**To do**
From the listing that follows, extract every line and set it down unaltered.

**Data entries**
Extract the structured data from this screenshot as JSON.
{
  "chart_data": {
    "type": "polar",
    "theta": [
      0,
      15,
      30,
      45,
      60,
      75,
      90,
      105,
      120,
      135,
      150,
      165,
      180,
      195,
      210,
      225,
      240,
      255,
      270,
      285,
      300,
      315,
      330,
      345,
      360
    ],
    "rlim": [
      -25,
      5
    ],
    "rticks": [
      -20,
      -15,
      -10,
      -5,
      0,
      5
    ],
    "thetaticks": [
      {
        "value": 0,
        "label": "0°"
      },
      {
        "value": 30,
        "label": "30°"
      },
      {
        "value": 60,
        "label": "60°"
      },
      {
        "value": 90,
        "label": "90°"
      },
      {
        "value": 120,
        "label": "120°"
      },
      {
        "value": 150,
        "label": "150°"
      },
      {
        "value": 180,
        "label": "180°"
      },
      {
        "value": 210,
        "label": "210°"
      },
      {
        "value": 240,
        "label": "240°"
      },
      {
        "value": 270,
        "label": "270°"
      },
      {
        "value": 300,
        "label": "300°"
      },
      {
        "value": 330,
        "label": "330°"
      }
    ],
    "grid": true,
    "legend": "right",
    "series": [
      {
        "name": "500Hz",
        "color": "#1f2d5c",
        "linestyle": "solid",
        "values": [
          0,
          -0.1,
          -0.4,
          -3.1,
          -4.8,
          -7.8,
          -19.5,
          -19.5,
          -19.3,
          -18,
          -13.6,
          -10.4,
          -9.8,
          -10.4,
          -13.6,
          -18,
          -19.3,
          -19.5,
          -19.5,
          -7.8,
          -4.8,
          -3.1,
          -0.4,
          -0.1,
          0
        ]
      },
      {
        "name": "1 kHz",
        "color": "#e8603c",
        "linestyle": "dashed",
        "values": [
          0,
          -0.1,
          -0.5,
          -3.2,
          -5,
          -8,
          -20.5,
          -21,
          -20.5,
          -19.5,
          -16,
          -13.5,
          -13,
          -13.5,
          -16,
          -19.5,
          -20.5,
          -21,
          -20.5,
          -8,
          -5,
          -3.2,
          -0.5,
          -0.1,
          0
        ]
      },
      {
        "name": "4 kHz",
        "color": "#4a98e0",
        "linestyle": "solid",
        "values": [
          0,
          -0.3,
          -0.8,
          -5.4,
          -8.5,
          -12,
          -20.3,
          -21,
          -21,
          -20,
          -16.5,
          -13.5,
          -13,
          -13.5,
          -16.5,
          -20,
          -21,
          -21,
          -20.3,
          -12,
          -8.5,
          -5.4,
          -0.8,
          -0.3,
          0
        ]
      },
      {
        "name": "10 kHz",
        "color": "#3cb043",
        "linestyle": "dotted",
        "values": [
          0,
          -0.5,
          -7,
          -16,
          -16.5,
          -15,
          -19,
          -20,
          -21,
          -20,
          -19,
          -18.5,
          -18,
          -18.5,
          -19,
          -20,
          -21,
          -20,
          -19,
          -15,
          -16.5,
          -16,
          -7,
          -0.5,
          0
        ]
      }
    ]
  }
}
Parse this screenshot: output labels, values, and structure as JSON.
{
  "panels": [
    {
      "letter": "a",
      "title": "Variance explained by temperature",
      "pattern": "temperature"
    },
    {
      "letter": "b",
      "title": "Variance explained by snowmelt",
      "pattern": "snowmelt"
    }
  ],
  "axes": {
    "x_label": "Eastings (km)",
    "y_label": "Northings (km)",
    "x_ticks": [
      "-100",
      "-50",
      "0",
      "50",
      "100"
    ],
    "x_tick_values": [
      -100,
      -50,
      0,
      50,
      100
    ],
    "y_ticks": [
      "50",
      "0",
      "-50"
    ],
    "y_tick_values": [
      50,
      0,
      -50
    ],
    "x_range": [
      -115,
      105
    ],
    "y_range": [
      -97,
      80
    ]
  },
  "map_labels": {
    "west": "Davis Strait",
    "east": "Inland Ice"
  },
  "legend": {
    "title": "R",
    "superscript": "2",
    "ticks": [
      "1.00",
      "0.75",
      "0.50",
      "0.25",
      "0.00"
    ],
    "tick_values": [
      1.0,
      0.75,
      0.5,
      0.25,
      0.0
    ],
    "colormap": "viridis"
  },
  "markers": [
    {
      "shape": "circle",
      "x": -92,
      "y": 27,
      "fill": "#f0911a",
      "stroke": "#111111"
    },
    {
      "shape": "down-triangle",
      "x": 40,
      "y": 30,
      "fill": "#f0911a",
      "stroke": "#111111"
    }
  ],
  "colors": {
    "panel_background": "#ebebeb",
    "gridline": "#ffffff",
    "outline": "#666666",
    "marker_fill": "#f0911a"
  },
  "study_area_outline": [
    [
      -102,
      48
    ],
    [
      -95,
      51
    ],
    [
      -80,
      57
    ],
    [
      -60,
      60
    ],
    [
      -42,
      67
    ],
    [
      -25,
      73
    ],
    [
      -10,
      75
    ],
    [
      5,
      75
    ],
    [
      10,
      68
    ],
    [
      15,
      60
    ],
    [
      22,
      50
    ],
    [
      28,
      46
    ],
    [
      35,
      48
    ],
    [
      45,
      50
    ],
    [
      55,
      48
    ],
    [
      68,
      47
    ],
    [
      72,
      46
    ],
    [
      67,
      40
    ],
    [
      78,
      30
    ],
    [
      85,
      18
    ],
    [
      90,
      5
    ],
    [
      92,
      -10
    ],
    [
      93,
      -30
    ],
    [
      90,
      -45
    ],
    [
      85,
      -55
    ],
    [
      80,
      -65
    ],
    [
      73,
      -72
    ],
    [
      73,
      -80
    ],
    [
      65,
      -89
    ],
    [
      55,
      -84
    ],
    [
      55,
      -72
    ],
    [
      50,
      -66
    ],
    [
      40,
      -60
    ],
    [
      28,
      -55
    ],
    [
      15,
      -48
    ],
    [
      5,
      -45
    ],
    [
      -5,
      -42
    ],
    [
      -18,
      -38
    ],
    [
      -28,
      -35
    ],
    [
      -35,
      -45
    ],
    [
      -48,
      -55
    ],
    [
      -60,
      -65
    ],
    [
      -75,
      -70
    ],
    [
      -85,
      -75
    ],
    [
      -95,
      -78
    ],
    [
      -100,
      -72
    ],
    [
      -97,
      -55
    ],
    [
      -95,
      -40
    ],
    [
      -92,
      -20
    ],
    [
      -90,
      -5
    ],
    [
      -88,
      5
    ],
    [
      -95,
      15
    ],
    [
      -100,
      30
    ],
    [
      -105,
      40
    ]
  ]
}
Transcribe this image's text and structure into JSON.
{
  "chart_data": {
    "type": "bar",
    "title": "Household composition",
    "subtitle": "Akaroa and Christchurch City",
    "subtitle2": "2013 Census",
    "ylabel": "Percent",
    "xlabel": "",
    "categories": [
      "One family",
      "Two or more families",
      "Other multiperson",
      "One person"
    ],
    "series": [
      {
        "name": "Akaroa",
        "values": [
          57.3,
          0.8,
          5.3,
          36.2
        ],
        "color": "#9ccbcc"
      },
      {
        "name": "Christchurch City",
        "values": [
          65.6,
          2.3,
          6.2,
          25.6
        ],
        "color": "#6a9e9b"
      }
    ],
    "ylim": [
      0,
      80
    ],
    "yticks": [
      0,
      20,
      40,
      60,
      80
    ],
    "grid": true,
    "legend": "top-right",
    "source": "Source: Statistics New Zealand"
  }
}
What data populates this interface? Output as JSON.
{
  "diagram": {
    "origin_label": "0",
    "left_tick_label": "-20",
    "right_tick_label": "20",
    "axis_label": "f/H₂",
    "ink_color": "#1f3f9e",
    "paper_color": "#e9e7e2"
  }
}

**Answer to this exercise**
Extract the structured data from this screenshot as JSON.
{
  "chart_data": {
    "type": "polar",
    "theta": [
      0,
      15,
      30,
      45,
      60,
      75,
      90,
      105,
      120,
      135,
      150,
      165,
      180,
      195,
      210,
      225,
      240,
      255,
      270,
      285,
      300,
      315,
      330,
      345,
      360
    ],
    "rlim": [
      -25,
      5
    ],
    "rticks": [
      -20,
      -15,
      -10,
      -5,
      0,
      5
    ],
    "thetaticks": [
      {
        "value": 0,
        "label": "0°"
      },
      {
        "value": 30,
        "label": "30°"
      },
      {
        "value": 60,
        "label": "60°"
      },
      {
        "value": 90,
        "label": "90°"
      },
      {
        "value": 120,
        "label": "120°"
      },
      {
        "value": 150,
        "label": "150°"
      },
      {
        "value": 180,
        "label": "180°"
      },
      {
        "value": 210,
        "label": "210°"
      },
      {
        "value": 240,
        "label": "240°"
      },
      {
        "value": 270,
        "label": "270°"
      },
      {
        "value": 300,
        "label": "300°"
      },
      {
        "value": 330,
        "label": "330°"
      }
    ],
    "grid": true,
    "legend": "right",
    "series": [
      {
        "name": "500Hz",
        "color": "#1f2d5c",
        "linestyle": "solid",
        "values": [
          0,
          -0.1,
          -0.4,
          -3.1,
          -4.8,
          -7.8,
          -19.5,
          -19.5,
          -19.3,
          -18,
          -13.6,
          -10.4,
          -9.8,
          -10.4,
          -13.6,
          -18,
          -19.3,
          -19.5,
          -19.5,
          -7.8,
          -4.8,
          -3.1,
          -0.4,
          -0.1,
          0
        ]
      },
      {
        "name": "1 kHz",
        "color": "#e8603c",
        "linestyle": "dashed",
        "values": [
          0,
          -0.1,
          -0.5,
          -3.2,
          -5,
          -8,
          -20.5,
          -21,
          -20.5,
          -19.5,
          -16,
          -13.5,
          -13,
          -13.5,
          -16,
          -19.5,
          -20.5,
          -21,
          -20.5,
          -8,
          -5,
          -3.2,
          -0.5,
          -0.1,
          0
        ]
      },
      {
        "name": "4 kHz",
        "color": "#4a98e0",
        "linestyle": "solid",
        "values": [
          0,
          -0.3,
          -0.8,
          -5.4,
          -8.5,
          -12,
          -20.3,
          -21,
          -21,
          -20,
          -16.5,
          -13.5,
          -13,
          -13.5,
          -16.5,
          -20,
          -21,
          -21,
          -20.3,
          -12,
          -8.5,
          -5.4,
          -0.8,
          -0.3,
          0
        ]
      },
      {
        "name": "10 kHz",
        "color": "#3cb043",
        "linestyle": "dotted",
        "values": [
          0,
          -0.5,
          -7,
          -16,
          -16.5,
          -15,
          -19,
          -20,
          -21,
          -20,
          -19,
          -18.5,
          -18,
          -18.5,
          -19,
          -20,
          -21,
          -20,
          -19,
          -15,
          -16.5,
          -16,
          -7,
          -0.5,
          0
        ]
      }
    ]
  }
}
Parse this screenshot: output labels, values, and structure as JSON.
{
  "panels": [
    {
      "letter": "a",
      "title": "Variance explained by temperature",
      "pattern": "temperature"
    },
    {
      "letter": "b",
      "title": "Variance explained by snowmelt",
      "pattern": "snowmelt"
    }
  ],
  "axes": {
    "x_label": "Eastings (km)",
    "y_label": "Northings (km)",
    "x_ticks": [
      "-100",
      "-50",
      "0",
      "50",
      "100"
    ],
    "x_tick_values": [
      -100,
      -50,
      0,
      50,
      100
    ],
    "y_ticks": [
      "50",
      "0",
      "-50"
    ],
    "y_tick_values": [
      50,
      0,
      -50
    ],
    "x_range": [
      -115,
      105
    ],
    "y_range": [
      -97,
      80
    ]
  },
  "map_labels": {
    "west": "Davis Strait",
    "east": "Inland Ice"
  },
  "legend": {
    "title": "R",
    "superscript": "2",
    "ticks": [
      "1.00",
      "0.75",
      "0.50",
      "0.25",
      "0.00"
    ],
    "tick_values": [
      1.0,
      0.75,
      0.5,
      0.25,
      0.0
    ],
    "colormap": "viridis"
  },
  "markers": [
    {
      "shape": "circle",
      "x": -92,
      "y": 27,
      "fill": "#f0911a",
      "stroke": "#111111"
    },
    {
      "shape": "down-triangle",
      "x": 40,
      "y": 30,
      "fill": "#f0911a",
      "stroke": "#111111"
    }
  ],
  "colors": {
    "panel_background": "#ebebeb",
    "gridline": "#ffffff",
    "outline": "#666666",
    "marker_fill": "#f0911a"
  },
  "study_area_outline": [
    [
      -102,
      48
    ],
    [
      -95,
      51
    ],
    [
      -80,
      57
    ],
    [
      -60,
      60
    ],
    [
      -42,
      67
    ],
    [
      -25,
      73
    ],
    [
      -10,
      75
    ],
    [
      5,
      75
    ],
    [
      10,
      68
    ],
    [
      15,
      60
    ],
    [
      22,
      50
    ],
    [
      28,
      46
    ],
    [
      35,
      48
    ],
    [
      45,
      50
    ],
    [
      55,
      48
    ],
    [
      68,
      47
    ],
    [
      72,
      46
    ],
    [
      67,
      40
    ],
    [
      78,
      30
    ],
    [
      85,
      18
    ],
    [
      90,
      5
    ],
    [
      92,
      -10
    ],
    [
      93,
      -30
    ],
    [
      90,
      -45
    ],
    [
      85,
      -55
    ],
    [
      80,
      -65
    ],
    [
      73,
      -72
    ],
    [
      73,
      -80
    ],
    [
      65,
      -89
    ],
    [
      55,
      -84
    ],
    [
      55,
      -72
    ],
    [
      50,
      -66
    ],
    [
      40,
      -60
    ],
    [
      28,
      -55
    ],
    [
      15,
      -48
    ],
    [
      5,
      -45
    ],
    [
      -5,
      -42
    ],
    [
      -18,
      -38
    ],
    [
      -28,
      -35
    ],
    [
      -35,
      -45
    ],
    [
      -48,
      -55
    ],
    [
      -60,
      -65
    ],
    [
      -75,
      -70
    ],
    [
      -85,
      -75
    ],
    [
      -95,
      -78
    ],
    [
      -100,
      -72
    ],
    [
      -97,
      -55
    ],
    [
      -95,
      -40
    ],
    [
      -92,
      -20
    ],
    [
      -90,
      -5
    ],
    [
      -88,
      5
    ],
    [
      -95,
      15
    ],
    [
      -100,
      30
    ],
    [
      -105,
      40
    ]
  ]
}
Transcribe this image's text and structure into JSON.
{
  "chart_data": {
    "type": "bar",
    "title": "Household composition",
    "subtitle": "Akaroa and Christchurch City",
    "subtitle2": "2013 Census",
    "ylabel": "Percent",
    "xlabel": "",
    "categories": [
      "One family",
      "Two or more families",
      "Other multiperson",
      "One person"
    ],
    "series": [
      {
        "name": "Akaroa",
        "values": [
          57.3,
          0.8,
          5.3,
          36.2
        ],
        "color": "#9ccbcc"
      },
      {
        "name": "Christchurch City",
        "values": [
          65.6,
          2.3,
          6.2,
          25.6
        ],
        "color": "#6a9e9b"
      }
    ],
    "ylim": [
      0,
      80
    ],
    "yticks": [
      0,
      20,
      40,
      60,
      80
    ],
    "grid": true,
    "legend": "top-right",
    "source": "Source: Statistics New Zealand"
  }
}
What data populates this interface? Output as JSON.
{
  "diagram": {
    "origin_label": "0",
    "left_tick_label": "-20",
    "right_tick_label": "20",
    "axis_label": "f/H₂",
    "ink_color": "#1f3f9e",
    "paper_color": "#e9e7e2"
  }
}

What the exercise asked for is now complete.